(Saved data entries)

----------------------------------------

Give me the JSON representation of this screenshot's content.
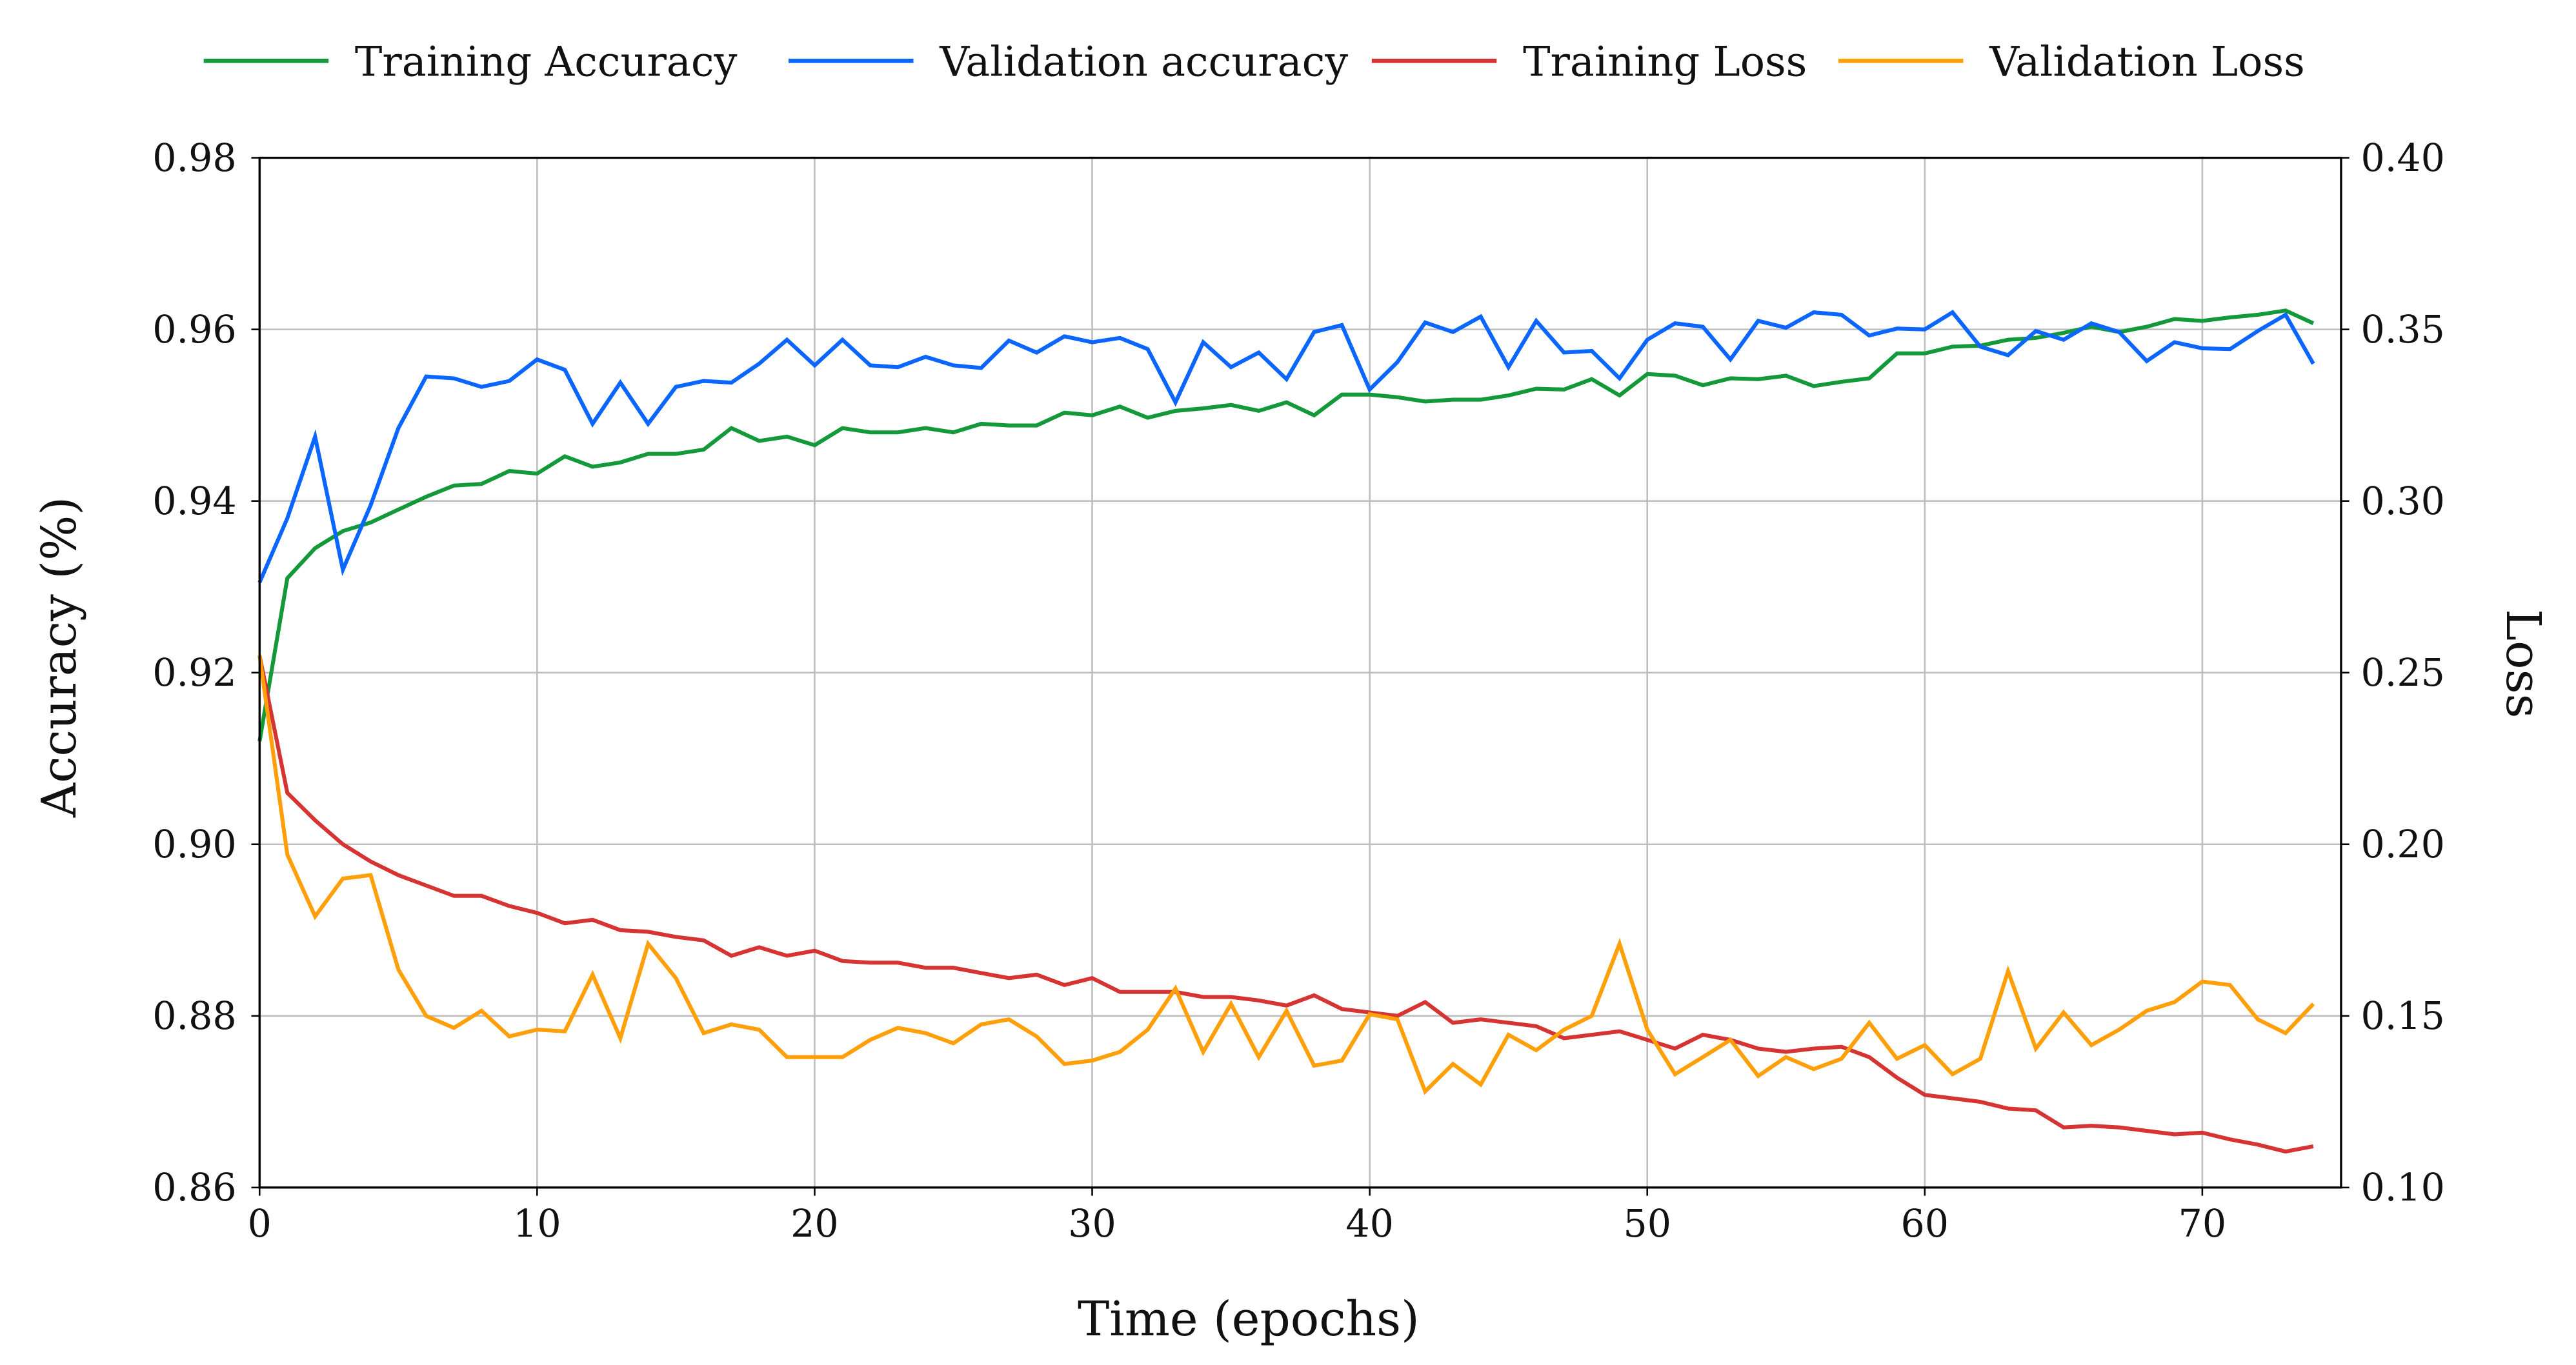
{
  "chart_data": {
    "type": "line",
    "title": "",
    "xlabel": "Time (epochs)",
    "ylabel": "Accuracy (%)",
    "ylabel_right": "Loss",
    "xlim": [
      0,
      75
    ],
    "ylim": [
      0.86,
      0.98
    ],
    "ylim_right": [
      0.1,
      0.4
    ],
    "grid": true,
    "legend_position": "top",
    "xticks": [
      "0",
      "10",
      "20",
      "30",
      "40",
      "50",
      "60",
      "70"
    ],
    "xtick_values": [
      0,
      10,
      20,
      30,
      40,
      50,
      60,
      70
    ],
    "yticks": [
      "0.86",
      "0.88",
      "0.90",
      "0.92",
      "0.94",
      "0.96",
      "0.98"
    ],
    "ytick_values": [
      0.86,
      0.88,
      0.9,
      0.92,
      0.94,
      0.96,
      0.98
    ],
    "yticks_right": [
      "0.10",
      "0.15",
      "0.20",
      "0.25",
      "0.30",
      "0.35",
      "0.40"
    ],
    "ytick_right_values": [
      0.1,
      0.15,
      0.2,
      0.25,
      0.3,
      0.35,
      0.4
    ],
    "series": [
      {
        "name": "Training Accuracy",
        "axis": "left",
        "color": "#14993a",
        "values": [
          0.912,
          0.931,
          0.9345,
          0.9365,
          0.9375,
          0.939,
          0.9405,
          0.9418,
          0.942,
          0.9435,
          0.9432,
          0.9452,
          0.944,
          0.9445,
          0.9455,
          0.9455,
          0.946,
          0.9485,
          0.947,
          0.9475,
          0.9465,
          0.9485,
          0.948,
          0.948,
          0.9485,
          0.948,
          0.949,
          0.9488,
          0.9488,
          0.9503,
          0.95,
          0.951,
          0.9497,
          0.9505,
          0.9508,
          0.9512,
          0.9505,
          0.9515,
          0.95,
          0.9524,
          0.9524,
          0.9521,
          0.9516,
          0.9518,
          0.9518,
          0.9523,
          0.9531,
          0.953,
          0.9542,
          0.9523,
          0.9548,
          0.9546,
          0.9535,
          0.9543,
          0.9542,
          0.9546,
          0.9534,
          0.9539,
          0.9543,
          0.9572,
          0.9572,
          0.958,
          0.9581,
          0.9588,
          0.959,
          0.9596,
          0.9603,
          0.9597,
          0.9603,
          0.9612,
          0.961,
          0.9614,
          0.9617,
          0.9622,
          0.9607
        ]
      },
      {
        "name": "Validation accuracy",
        "axis": "left",
        "color": "#0a66ff",
        "values": [
          0.9305,
          0.938,
          0.9475,
          0.932,
          0.9395,
          0.9485,
          0.9545,
          0.9543,
          0.9533,
          0.954,
          0.9565,
          0.9553,
          0.949,
          0.9538,
          0.949,
          0.9533,
          0.954,
          0.9538,
          0.956,
          0.9588,
          0.9558,
          0.9588,
          0.9558,
          0.9556,
          0.9568,
          0.9558,
          0.9555,
          0.9587,
          0.9573,
          0.9592,
          0.9585,
          0.959,
          0.9577,
          0.9515,
          0.9585,
          0.9556,
          0.9573,
          0.9542,
          0.9597,
          0.9605,
          0.953,
          0.9562,
          0.9608,
          0.9597,
          0.9615,
          0.9556,
          0.961,
          0.9573,
          0.9575,
          0.9543,
          0.9588,
          0.9607,
          0.9603,
          0.9565,
          0.961,
          0.9602,
          0.962,
          0.9617,
          0.9593,
          0.9601,
          0.96,
          0.962,
          0.958,
          0.957,
          0.9598,
          0.9588,
          0.9607,
          0.9597,
          0.9563,
          0.9585,
          0.9578,
          0.9577,
          0.9598,
          0.9617,
          0.956
        ]
      },
      {
        "name": "Training Loss",
        "axis": "right",
        "color": "#d63333",
        "values": [
          0.255,
          0.215,
          0.207,
          0.2,
          0.195,
          0.191,
          0.188,
          0.185,
          0.185,
          0.182,
          0.18,
          0.177,
          0.178,
          0.175,
          0.1745,
          0.173,
          0.172,
          0.1675,
          0.17,
          0.1675,
          0.169,
          0.166,
          0.1655,
          0.1655,
          0.164,
          0.164,
          0.1625,
          0.161,
          0.162,
          0.159,
          0.161,
          0.157,
          0.157,
          0.157,
          0.1555,
          0.1555,
          0.1545,
          0.153,
          0.156,
          0.152,
          0.151,
          0.15,
          0.154,
          0.148,
          0.149,
          0.148,
          0.147,
          0.1435,
          0.1445,
          0.1455,
          0.143,
          0.1405,
          0.1445,
          0.143,
          0.1405,
          0.1395,
          0.1405,
          0.141,
          0.138,
          0.132,
          0.127,
          0.126,
          0.125,
          0.123,
          0.1225,
          0.1175,
          0.118,
          0.1175,
          0.1165,
          0.1155,
          0.116,
          0.114,
          0.1125,
          0.1105,
          0.112
        ]
      },
      {
        "name": "Validation Loss",
        "axis": "right",
        "color": "#ff9f0a",
        "values": [
          0.255,
          0.197,
          0.179,
          0.19,
          0.191,
          0.1635,
          0.15,
          0.1465,
          0.1515,
          0.144,
          0.146,
          0.1455,
          0.162,
          0.1435,
          0.171,
          0.161,
          0.145,
          0.1475,
          0.146,
          0.138,
          0.138,
          0.138,
          0.143,
          0.1465,
          0.145,
          0.142,
          0.1475,
          0.149,
          0.144,
          0.136,
          0.137,
          0.1395,
          0.146,
          0.158,
          0.1395,
          0.1535,
          0.138,
          0.1515,
          0.1355,
          0.137,
          0.1505,
          0.149,
          0.128,
          0.136,
          0.13,
          0.1445,
          0.14,
          0.146,
          0.15,
          0.171,
          0.146,
          0.133,
          0.138,
          0.143,
          0.1325,
          0.138,
          0.1345,
          0.1375,
          0.148,
          0.1375,
          0.1415,
          0.133,
          0.1375,
          0.163,
          0.1405,
          0.151,
          0.1415,
          0.146,
          0.1515,
          0.154,
          0.16,
          0.159,
          0.149,
          0.145,
          0.1535
        ]
      }
    ]
  }
}
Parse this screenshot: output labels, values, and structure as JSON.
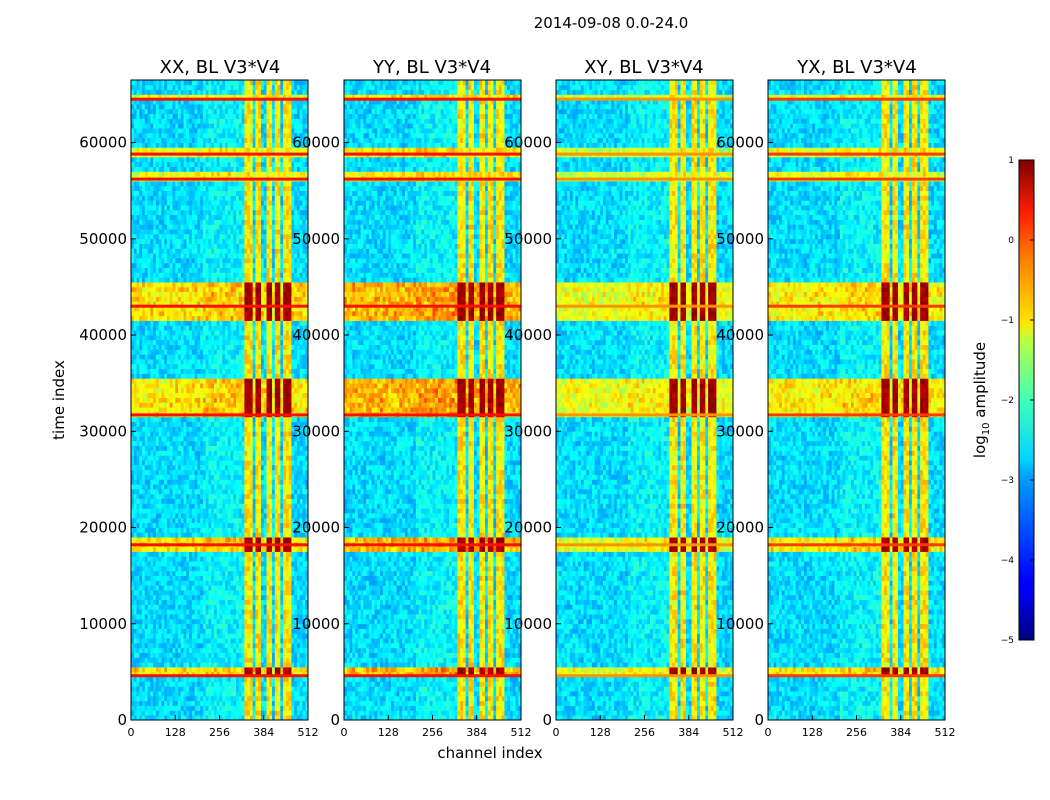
{
  "chart_data": {
    "type": "heatmap",
    "suptitle": "2014-09-08 0.0-24.0",
    "xlabel": "channel index",
    "ylabel": "time index",
    "xlim": [
      0,
      512
    ],
    "ylim": [
      0,
      66500
    ],
    "xticks": [
      "0",
      "128",
      "256",
      "384",
      "512"
    ],
    "yticks": [
      "0",
      "10000",
      "20000",
      "30000",
      "40000",
      "50000",
      "60000"
    ],
    "panels": [
      {
        "title": "XX, BL V3*V4",
        "hot_band_strength": 1.0
      },
      {
        "title": "YY, BL V3*V4",
        "hot_band_strength": 1.15
      },
      {
        "title": "XY, BL V3*V4",
        "hot_band_strength": 0.85
      },
      {
        "title": "YX, BL V3*V4",
        "hot_band_strength": 0.95
      }
    ],
    "colorbar": {
      "label_main": "log",
      "label_sub": "10",
      "label_rest": " amplitude",
      "range": [
        -5,
        1
      ],
      "ticks": [
        "1",
        "0",
        "−1",
        "−2",
        "−3",
        "−4",
        "−5"
      ],
      "colormap": "jet"
    },
    "features": {
      "rfi_channel_bands": [
        [
          325,
          345
        ],
        [
          355,
          375
        ],
        [
          385,
          405
        ],
        [
          410,
          430
        ],
        [
          440,
          460
        ]
      ],
      "hot_time_bands": [
        [
          41500,
          45000
        ],
        [
          31500,
          35000
        ],
        [
          17500,
          18500
        ],
        [
          4300,
          5000
        ]
      ],
      "wideband_time_lines": [
        64500,
        58800,
        56200,
        43000,
        31700,
        18200,
        4600
      ]
    }
  }
}
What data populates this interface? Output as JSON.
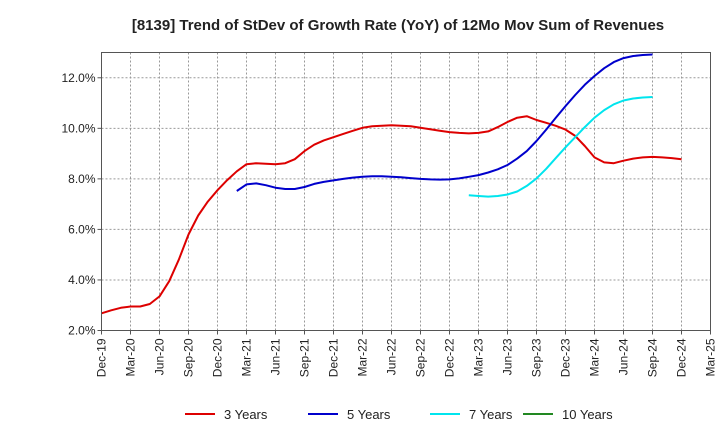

----------------------------------------

[What the exercise asks]:
Quote each entry above verbatim and drop the pictures.

[Answer to this problem]:
Give me the JSON representation of this screenshot's content.
{
  "chart_data": {
    "type": "line",
    "title": "",
    "xlabel": "Time (epochs)",
    "ylabel": "Accuracy (%)",
    "ylabel_right": "Loss",
    "xlim": [
      0,
      75
    ],
    "ylim": [
      0.86,
      0.98
    ],
    "ylim_right": [
      0.1,
      0.4
    ],
    "grid": true,
    "legend_position": "top",
    "xticks": [
      "0",
      "10",
      "20",
      "30",
      "40",
      "50",
      "60",
      "70"
    ],
    "xtick_values": [
      0,
      10,
      20,
      30,
      40,
      50,
      60,
      70
    ],
    "yticks": [
      "0.86",
      "0.88",
      "0.90",
      "0.92",
      "0.94",
      "0.96",
      "0.98"
    ],
    "ytick_values": [
      0.86,
      0.88,
      0.9,
      0.92,
      0.94,
      0.96,
      0.98
    ],
    "yticks_right": [
      "0.10",
      "0.15",
      "0.20",
      "0.25",
      "0.30",
      "0.35",
      "0.40"
    ],
    "ytick_right_values": [
      0.1,
      0.15,
      0.2,
      0.25,
      0.3,
      0.35,
      0.4
    ],
    "series": [
      {
        "name": "Training Accuracy",
        "axis": "left",
        "color": "#14993a",
        "values": [
          0.912,
          0.931,
          0.9345,
          0.9365,
          0.9375,
          0.939,
          0.9405,
          0.9418,
          0.942,
          0.9435,
          0.9432,
          0.9452,
          0.944,
          0.9445,
          0.9455,
          0.9455,
          0.946,
          0.9485,
          0.947,
          0.9475,
          0.9465,
          0.9485,
          0.948,
          0.948,
          0.9485,
          0.948,
          0.949,
          0.9488,
          0.9488,
          0.9503,
          0.95,
          0.951,
          0.9497,
          0.9505,
          0.9508,
          0.9512,
          0.9505,
          0.9515,
          0.95,
          0.9524,
          0.9524,
          0.9521,
          0.9516,
          0.9518,
          0.9518,
          0.9523,
          0.9531,
          0.953,
          0.9542,
          0.9523,
          0.9548,
          0.9546,
          0.9535,
          0.9543,
          0.9542,
          0.9546,
          0.9534,
          0.9539,
          0.9543,
          0.9572,
          0.9572,
          0.958,
          0.9581,
          0.9588,
          0.959,
          0.9596,
          0.9603,
          0.9597,
          0.9603,
          0.9612,
          0.961,
          0.9614,
          0.9617,
          0.9622,
          0.9607
        ]
      },
      {
        "name": "Validation accuracy",
        "axis": "left",
        "color": "#0a66ff",
        "values": [
          0.9305,
          0.938,
          0.9475,
          0.932,
          0.9395,
          0.9485,
          0.9545,
          0.9543,
          0.9533,
          0.954,
          0.9565,
          0.9553,
          0.949,
          0.9538,
          0.949,
          0.9533,
          0.954,
          0.9538,
          0.956,
          0.9588,
          0.9558,
          0.9588,
          0.9558,
          0.9556,
          0.9568,
          0.9558,
          0.9555,
          0.9587,
          0.9573,
          0.9592,
          0.9585,
          0.959,
          0.9577,
          0.9515,
          0.9585,
          0.9556,
          0.9573,
          0.9542,
          0.9597,
          0.9605,
          0.953,
          0.9562,
          0.9608,
          0.9597,
          0.9615,
          0.9556,
          0.961,
          0.9573,
          0.9575,
          0.9543,
          0.9588,
          0.9607,
          0.9603,
          0.9565,
          0.961,
          0.9602,
          0.962,
          0.9617,
          0.9593,
          0.9601,
          0.96,
          0.962,
          0.958,
          0.957,
          0.9598,
          0.9588,
          0.9607,
          0.9597,
          0.9563,
          0.9585,
          0.9578,
          0.9577,
          0.9598,
          0.9617,
          0.956
        ]
      },
      {
        "name": "Training Loss",
        "axis": "right",
        "color": "#d63333",
        "values": [
          0.255,
          0.215,
          0.207,
          0.2,
          0.195,
          0.191,
          0.188,
          0.185,
          0.185,
          0.182,
          0.18,
          0.177,
          0.178,
          0.175,
          0.1745,
          0.173,
          0.172,
          0.1675,
          0.17,
          0.1675,
          0.169,
          0.166,
          0.1655,
          0.1655,
          0.164,
          0.164,
          0.1625,
          0.161,
          0.162,
          0.159,
          0.161,
          0.157,
          0.157,
          0.157,
          0.1555,
          0.1555,
          0.1545,
          0.153,
          0.156,
          0.152,
          0.151,
          0.15,
          0.154,
          0.148,
          0.149,
          0.148,
          0.147,
          0.1435,
          0.1445,
          0.1455,
          0.143,
          0.1405,
          0.1445,
          0.143,
          0.1405,
          0.1395,
          0.1405,
          0.141,
          0.138,
          0.132,
          0.127,
          0.126,
          0.125,
          0.123,
          0.1225,
          0.1175,
          0.118,
          0.1175,
          0.1165,
          0.1155,
          0.116,
          0.114,
          0.1125,
          0.1105,
          0.112
        ]
      },
      {
        "name": "Validation Loss",
        "axis": "right",
        "color": "#ff9f0a",
        "values": [
          0.255,
          0.197,
          0.179,
          0.19,
          0.191,
          0.1635,
          0.15,
          0.1465,
          0.1515,
          0.144,
          0.146,
          0.1455,
          0.162,
          0.1435,
          0.171,
          0.161,
          0.145,
          0.1475,
          0.146,
          0.138,
          0.138,
          0.138,
          0.143,
          0.1465,
          0.145,
          0.142,
          0.1475,
          0.149,
          0.144,
          0.136,
          0.137,
          0.1395,
          0.146,
          0.158,
          0.1395,
          0.1535,
          0.138,
          0.1515,
          0.1355,
          0.137,
          0.1505,
          0.149,
          0.128,
          0.136,
          0.13,
          0.1445,
          0.14,
          0.146,
          0.15,
          0.171,
          0.146,
          0.133,
          0.138,
          0.143,
          0.1325,
          0.138,
          0.1345,
          0.1375,
          0.148,
          0.1375,
          0.1415,
          0.133,
          0.1375,
          0.163,
          0.1405,
          0.151,
          0.1415,
          0.146,
          0.1515,
          0.154,
          0.16,
          0.159,
          0.149,
          0.145,
          0.1535
        ]
      }
    ]
  }
}
Parse this screenshot: output labels, values, and structure as JSON.
{
  "chart_data": {
    "type": "heatmap",
    "suptitle": "2014-09-08 0.0-24.0",
    "xlabel": "channel index",
    "ylabel": "time index",
    "xlim": [
      0,
      512
    ],
    "ylim": [
      0,
      66500
    ],
    "xticks": [
      "0",
      "128",
      "256",
      "384",
      "512"
    ],
    "yticks": [
      "0",
      "10000",
      "20000",
      "30000",
      "40000",
      "50000",
      "60000"
    ],
    "panels": [
      {
        "title": "XX, BL V3*V4",
        "hot_band_strength": 1.0
      },
      {
        "title": "YY, BL V3*V4",
        "hot_band_strength": 1.15
      },
      {
        "title": "XY, BL V3*V4",
        "hot_band_strength": 0.85
      },
      {
        "title": "YX, BL V3*V4",
        "hot_band_strength": 0.95
      }
    ],
    "colorbar": {
      "label_main": "log",
      "label_sub": "10",
      "label_rest": " amplitude",
      "range": [
        -5,
        1
      ],
      "ticks": [
        "1",
        "0",
        "−1",
        "−2",
        "−3",
        "−4",
        "−5"
      ],
      "colormap": "jet"
    },
    "features": {
      "rfi_channel_bands": [
        [
          325,
          345
        ],
        [
          355,
          375
        ],
        [
          385,
          405
        ],
        [
          410,
          430
        ],
        [
          440,
          460
        ]
      ],
      "hot_time_bands": [
        [
          41500,
          45000
        ],
        [
          31500,
          35000
        ],
        [
          17500,
          18500
        ],
        [
          4300,
          5000
        ]
      ],
      "wideband_time_lines": [
        64500,
        58800,
        56200,
        43000,
        31700,
        18200,
        4600
      ]
    }
  }
}
What data populates this interface? Output as JSON.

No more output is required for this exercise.